Required task: Take the listing and print it in full, exactly as given.

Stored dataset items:
_ _ _

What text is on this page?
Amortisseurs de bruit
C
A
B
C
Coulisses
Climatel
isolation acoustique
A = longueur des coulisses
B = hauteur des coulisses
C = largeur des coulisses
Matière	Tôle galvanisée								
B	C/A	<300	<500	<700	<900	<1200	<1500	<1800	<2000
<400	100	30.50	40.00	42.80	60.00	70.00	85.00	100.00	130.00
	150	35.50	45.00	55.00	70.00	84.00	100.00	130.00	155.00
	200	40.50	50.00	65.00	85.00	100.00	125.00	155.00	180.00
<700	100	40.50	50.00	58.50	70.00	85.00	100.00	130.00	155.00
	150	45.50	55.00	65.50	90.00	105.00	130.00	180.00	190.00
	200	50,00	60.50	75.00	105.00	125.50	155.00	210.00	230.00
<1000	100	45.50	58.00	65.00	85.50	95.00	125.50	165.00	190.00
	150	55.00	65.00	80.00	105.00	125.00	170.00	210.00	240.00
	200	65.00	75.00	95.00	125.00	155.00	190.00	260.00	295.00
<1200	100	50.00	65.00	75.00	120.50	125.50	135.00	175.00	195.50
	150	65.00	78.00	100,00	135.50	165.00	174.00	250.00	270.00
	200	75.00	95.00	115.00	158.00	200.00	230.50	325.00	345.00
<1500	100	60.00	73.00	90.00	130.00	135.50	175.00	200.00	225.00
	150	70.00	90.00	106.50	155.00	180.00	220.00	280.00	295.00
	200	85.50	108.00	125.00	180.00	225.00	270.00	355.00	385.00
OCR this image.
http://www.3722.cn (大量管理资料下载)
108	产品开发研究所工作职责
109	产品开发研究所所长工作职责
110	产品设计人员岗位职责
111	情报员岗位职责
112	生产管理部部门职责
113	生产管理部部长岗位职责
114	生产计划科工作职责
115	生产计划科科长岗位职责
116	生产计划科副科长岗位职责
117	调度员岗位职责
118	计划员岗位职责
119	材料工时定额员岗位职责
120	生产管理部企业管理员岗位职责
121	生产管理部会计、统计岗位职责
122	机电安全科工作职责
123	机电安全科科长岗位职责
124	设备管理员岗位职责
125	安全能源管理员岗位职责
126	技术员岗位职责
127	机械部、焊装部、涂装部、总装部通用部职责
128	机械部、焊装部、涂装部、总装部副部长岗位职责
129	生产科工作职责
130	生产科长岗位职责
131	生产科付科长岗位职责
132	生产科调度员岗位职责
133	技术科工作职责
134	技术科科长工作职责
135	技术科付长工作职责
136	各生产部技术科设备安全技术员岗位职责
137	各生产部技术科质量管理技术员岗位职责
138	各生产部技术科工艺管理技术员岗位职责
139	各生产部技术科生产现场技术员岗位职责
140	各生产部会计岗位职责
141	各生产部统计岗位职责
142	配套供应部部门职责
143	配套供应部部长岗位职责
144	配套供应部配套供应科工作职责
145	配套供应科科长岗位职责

_ _ _

Exercise output:
What text is on this page?
Amortisseurs de bruit
C
A
B
C
Coulisses
Climatel
isolation acoustique
A = longueur des coulisses
B = hauteur des coulisses
C = largeur des coulisses
Matière	Tôle galvanisée								
B	C/A	<300	<500	<700	<900	<1200	<1500	<1800	<2000
<400	100	30.50	40.00	42.80	60.00	70.00	85.00	100.00	130.00
	150	35.50	45.00	55.00	70.00	84.00	100.00	130.00	155.00
	200	40.50	50.00	65.00	85.00	100.00	125.00	155.00	180.00
<700	100	40.50	50.00	58.50	70.00	85.00	100.00	130.00	155.00
	150	45.50	55.00	65.50	90.00	105.00	130.00	180.00	190.00
	200	50,00	60.50	75.00	105.00	125.50	155.00	210.00	230.00
<1000	100	45.50	58.00	65.00	85.50	95.00	125.50	165.00	190.00
	150	55.00	65.00	80.00	105.00	125.00	170.00	210.00	240.00
	200	65.00	75.00	95.00	125.00	155.00	190.00	260.00	295.00
<1200	100	50.00	65.00	75.00	120.50	125.50	135.00	175.00	195.50
	150	65.00	78.00	100,00	135.50	165.00	174.00	250.00	270.00
	200	75.00	95.00	115.00	158.00	200.00	230.50	325.00	345.00
<1500	100	60.00	73.00	90.00	130.00	135.50	175.00	200.00	225.00
	150	70.00	90.00	106.50	155.00	180.00	220.00	280.00	295.00
	200	85.50	108.00	125.00	180.00	225.00	270.00	355.00	385.00
OCR this image.
http://www.3722.cn (大量管理资料下载)
108	产品开发研究所工作职责
109	产品开发研究所所长工作职责
110	产品设计人员岗位职责
111	情报员岗位职责
112	生产管理部部门职责
113	生产管理部部长岗位职责
114	生产计划科工作职责
115	生产计划科科长岗位职责
116	生产计划科副科长岗位职责
117	调度员岗位职责
118	计划员岗位职责
119	材料工时定额员岗位职责
120	生产管理部企业管理员岗位职责
121	生产管理部会计、统计岗位职责
122	机电安全科工作职责
123	机电安全科科长岗位职责
124	设备管理员岗位职责
125	安全能源管理员岗位职责
126	技术员岗位职责
127	机械部、焊装部、涂装部、总装部通用部职责
128	机械部、焊装部、涂装部、总装部副部长岗位职责
129	生产科工作职责
130	生产科长岗位职责
131	生产科付科长岗位职责
132	生产科调度员岗位职责
133	技术科工作职责
134	技术科科长工作职责
135	技术科付长工作职责
136	各生产部技术科设备安全技术员岗位职责
137	各生产部技术科质量管理技术员岗位职责
138	各生产部技术科工艺管理技术员岗位职责
139	各生产部技术科生产现场技术员岗位职责
140	各生产部会计岗位职责
141	各生产部统计岗位职责
142	配套供应部部门职责
143	配套供应部部长岗位职责
144	配套供应部配套供应科工作职责
145	配套供应科科长岗位职责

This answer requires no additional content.